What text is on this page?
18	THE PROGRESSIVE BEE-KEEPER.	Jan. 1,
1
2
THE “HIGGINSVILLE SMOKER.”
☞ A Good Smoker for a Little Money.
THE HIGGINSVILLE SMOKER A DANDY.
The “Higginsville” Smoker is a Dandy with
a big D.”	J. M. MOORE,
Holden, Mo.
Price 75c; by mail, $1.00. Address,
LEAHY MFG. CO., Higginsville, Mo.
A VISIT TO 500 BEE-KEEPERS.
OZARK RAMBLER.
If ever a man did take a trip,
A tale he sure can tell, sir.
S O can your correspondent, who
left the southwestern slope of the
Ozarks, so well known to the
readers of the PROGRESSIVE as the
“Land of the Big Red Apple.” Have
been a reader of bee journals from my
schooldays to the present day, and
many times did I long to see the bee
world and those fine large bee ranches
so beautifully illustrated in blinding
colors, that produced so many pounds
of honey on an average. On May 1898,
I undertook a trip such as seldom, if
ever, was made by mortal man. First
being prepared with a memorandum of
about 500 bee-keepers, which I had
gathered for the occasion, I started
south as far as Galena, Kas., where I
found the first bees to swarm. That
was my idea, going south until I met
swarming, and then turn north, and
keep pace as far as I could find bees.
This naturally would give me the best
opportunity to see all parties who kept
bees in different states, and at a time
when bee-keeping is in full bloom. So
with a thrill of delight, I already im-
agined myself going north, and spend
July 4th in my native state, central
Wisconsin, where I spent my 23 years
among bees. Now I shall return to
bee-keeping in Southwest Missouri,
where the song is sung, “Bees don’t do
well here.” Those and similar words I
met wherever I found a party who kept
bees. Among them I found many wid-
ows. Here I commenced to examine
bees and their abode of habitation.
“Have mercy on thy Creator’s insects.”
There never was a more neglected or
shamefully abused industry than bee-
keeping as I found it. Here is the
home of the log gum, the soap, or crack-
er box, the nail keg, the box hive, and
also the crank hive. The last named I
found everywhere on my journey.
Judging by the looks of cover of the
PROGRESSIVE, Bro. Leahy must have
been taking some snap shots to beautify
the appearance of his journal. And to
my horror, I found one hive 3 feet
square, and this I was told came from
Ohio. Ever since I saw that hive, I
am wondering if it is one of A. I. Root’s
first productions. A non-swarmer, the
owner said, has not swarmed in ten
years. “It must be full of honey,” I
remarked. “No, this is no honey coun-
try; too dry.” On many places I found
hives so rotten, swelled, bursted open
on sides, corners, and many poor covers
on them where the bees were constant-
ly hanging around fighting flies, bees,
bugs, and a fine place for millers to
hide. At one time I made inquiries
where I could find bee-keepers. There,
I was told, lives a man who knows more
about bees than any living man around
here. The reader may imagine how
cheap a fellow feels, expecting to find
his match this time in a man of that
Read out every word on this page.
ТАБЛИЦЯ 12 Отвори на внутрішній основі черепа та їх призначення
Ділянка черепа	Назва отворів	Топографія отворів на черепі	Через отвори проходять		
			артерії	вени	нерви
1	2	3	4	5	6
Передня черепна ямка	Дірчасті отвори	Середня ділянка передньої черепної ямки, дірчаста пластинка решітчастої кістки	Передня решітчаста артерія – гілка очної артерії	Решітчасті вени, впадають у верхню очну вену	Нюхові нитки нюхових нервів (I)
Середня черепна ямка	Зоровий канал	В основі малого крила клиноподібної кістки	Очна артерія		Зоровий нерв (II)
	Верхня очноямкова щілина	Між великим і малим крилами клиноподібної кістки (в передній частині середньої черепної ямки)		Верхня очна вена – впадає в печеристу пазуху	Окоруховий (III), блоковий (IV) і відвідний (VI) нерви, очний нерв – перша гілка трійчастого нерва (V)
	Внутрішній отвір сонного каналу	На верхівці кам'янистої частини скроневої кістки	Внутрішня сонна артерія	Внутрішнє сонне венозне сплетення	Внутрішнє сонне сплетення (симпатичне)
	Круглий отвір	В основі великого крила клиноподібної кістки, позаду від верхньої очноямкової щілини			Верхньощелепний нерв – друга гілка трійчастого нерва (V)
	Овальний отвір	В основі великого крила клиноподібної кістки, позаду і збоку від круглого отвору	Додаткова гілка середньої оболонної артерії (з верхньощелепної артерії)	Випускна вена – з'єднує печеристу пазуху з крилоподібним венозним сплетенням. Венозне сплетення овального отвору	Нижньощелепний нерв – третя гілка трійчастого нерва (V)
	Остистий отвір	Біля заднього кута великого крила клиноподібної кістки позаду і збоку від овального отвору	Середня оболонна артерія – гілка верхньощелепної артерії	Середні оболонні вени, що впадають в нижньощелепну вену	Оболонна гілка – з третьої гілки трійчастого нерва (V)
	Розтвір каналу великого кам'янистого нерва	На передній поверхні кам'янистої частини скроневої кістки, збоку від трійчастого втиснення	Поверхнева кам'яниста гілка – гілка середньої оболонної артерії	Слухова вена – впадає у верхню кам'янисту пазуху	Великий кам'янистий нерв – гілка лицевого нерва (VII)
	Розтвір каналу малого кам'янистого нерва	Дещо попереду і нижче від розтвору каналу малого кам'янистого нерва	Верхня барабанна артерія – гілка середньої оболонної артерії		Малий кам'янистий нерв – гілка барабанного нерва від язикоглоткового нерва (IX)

**REQUIREMENTS**
The records above must be repeated exactly, every one of them.

**EXERCISE RESULT**
What text is on this page?
18	THE PROGRESSIVE BEE-KEEPER.	Jan. 1,
1
2
THE “HIGGINSVILLE SMOKER.”
☞ A Good Smoker for a Little Money.
THE HIGGINSVILLE SMOKER A DANDY.
The “Higginsville” Smoker is a Dandy with
a big D.”	J. M. MOORE,
Holden, Mo.
Price 75c; by mail, $1.00. Address,
LEAHY MFG. CO., Higginsville, Mo.
A VISIT TO 500 BEE-KEEPERS.
OZARK RAMBLER.
If ever a man did take a trip,
A tale he sure can tell, sir.
S O can your correspondent, who
left the southwestern slope of the
Ozarks, so well known to the
readers of the PROGRESSIVE as the
“Land of the Big Red Apple.” Have
been a reader of bee journals from my
schooldays to the present day, and
many times did I long to see the bee
world and those fine large bee ranches
so beautifully illustrated in blinding
colors, that produced so many pounds
of honey on an average. On May 1898,
I undertook a trip such as seldom, if
ever, was made by mortal man. First
being prepared with a memorandum of
about 500 bee-keepers, which I had
gathered for the occasion, I started
south as far as Galena, Kas., where I
found the first bees to swarm. That
was my idea, going south until I met
swarming, and then turn north, and
keep pace as far as I could find bees.
This naturally would give me the best
opportunity to see all parties who kept
bees in different states, and at a time
when bee-keeping is in full bloom. So
with a thrill of delight, I already im-
agined myself going north, and spend
July 4th in my native state, central
Wisconsin, where I spent my 23 years
among bees. Now I shall return to
bee-keeping in Southwest Missouri,
where the song is sung, “Bees don’t do
well here.” Those and similar words I
met wherever I found a party who kept
bees. Among them I found many wid-
ows. Here I commenced to examine
bees and their abode of habitation.
“Have mercy on thy Creator’s insects.”
There never was a more neglected or
shamefully abused industry than bee-
keeping as I found it. Here is the
home of the log gum, the soap, or crack-
er box, the nail keg, the box hive, and
also the crank hive. The last named I
found everywhere on my journey.
Judging by the looks of cover of the
PROGRESSIVE, Bro. Leahy must have
been taking some snap shots to beautify
the appearance of his journal. And to
my horror, I found one hive 3 feet
square, and this I was told came from
Ohio. Ever since I saw that hive, I
am wondering if it is one of A. I. Root’s
first productions. A non-swarmer, the
owner said, has not swarmed in ten
years. “It must be full of honey,” I
remarked. “No, this is no honey coun-
try; too dry.” On many places I found
hives so rotten, swelled, bursted open
on sides, corners, and many poor covers
on them where the bees were constant-
ly hanging around fighting flies, bees,
bugs, and a fine place for millers to
hide. At one time I made inquiries
where I could find bee-keepers. There,
I was told, lives a man who knows more
about bees than any living man around
here. The reader may imagine how
cheap a fellow feels, expecting to find
his match this time in a man of that
Read out every word on this page.
ТАБЛИЦЯ 12 Отвори на внутрішній основі черепа та їх призначення
Ділянка черепа	Назва отворів	Топографія отворів на черепі	Через отвори проходять		
			артерії	вени	нерви
1	2	3	4	5	6
Передня черепна ямка	Дірчасті отвори	Середня ділянка передньої черепної ямки, дірчаста пластинка решітчастої кістки	Передня решітчаста артерія – гілка очної артерії	Решітчасті вени, впадають у верхню очну вену	Нюхові нитки нюхових нервів (I)
Середня черепна ямка	Зоровий канал	В основі малого крила клиноподібної кістки	Очна артерія		Зоровий нерв (II)
	Верхня очноямкова щілина	Між великим і малим крилами клиноподібної кістки (в передній частині середньої черепної ямки)		Верхня очна вена – впадає в печеристу пазуху	Окоруховий (III), блоковий (IV) і відвідний (VI) нерви, очний нерв – перша гілка трійчастого нерва (V)
	Внутрішній отвір сонного каналу	На верхівці кам'янистої частини скроневої кістки	Внутрішня сонна артерія	Внутрішнє сонне венозне сплетення	Внутрішнє сонне сплетення (симпатичне)
	Круглий отвір	В основі великого крила клиноподібної кістки, позаду від верхньої очноямкової щілини			Верхньощелепний нерв – друга гілка трійчастого нерва (V)
	Овальний отвір	В основі великого крила клиноподібної кістки, позаду і збоку від круглого отвору	Додаткова гілка середньої оболонної артерії (з верхньощелепної артерії)	Випускна вена – з'єднує печеристу пазуху з крилоподібним венозним сплетенням. Венозне сплетення овального отвору	Нижньощелепний нерв – третя гілка трійчастого нерва (V)
	Остистий отвір	Біля заднього кута великого крила клиноподібної кістки позаду і збоку від овального отвору	Середня оболонна артерія – гілка верхньощелепної артерії	Середні оболонні вени, що впадають в нижньощелепну вену	Оболонна гілка – з третьої гілки трійчастого нерва (V)
	Розтвір каналу великого кам'янистого нерва	На передній поверхні кам'янистої частини скроневої кістки, збоку від трійчастого втиснення	Поверхнева кам'яниста гілка – гілка середньої оболонної артерії	Слухова вена – впадає у верхню кам'янисту пазуху	Великий кам'янистий нерв – гілка лицевого нерва (VII)
	Розтвір каналу малого кам'янистого нерва	Дещо попереду і нижче від розтвору каналу малого кам'янистого нерва	Верхня барабанна артерія – гілка середньої оболонної артерії		Малий кам'янистий нерв – гілка барабанного нерва від язикоглоткового нерва (IX)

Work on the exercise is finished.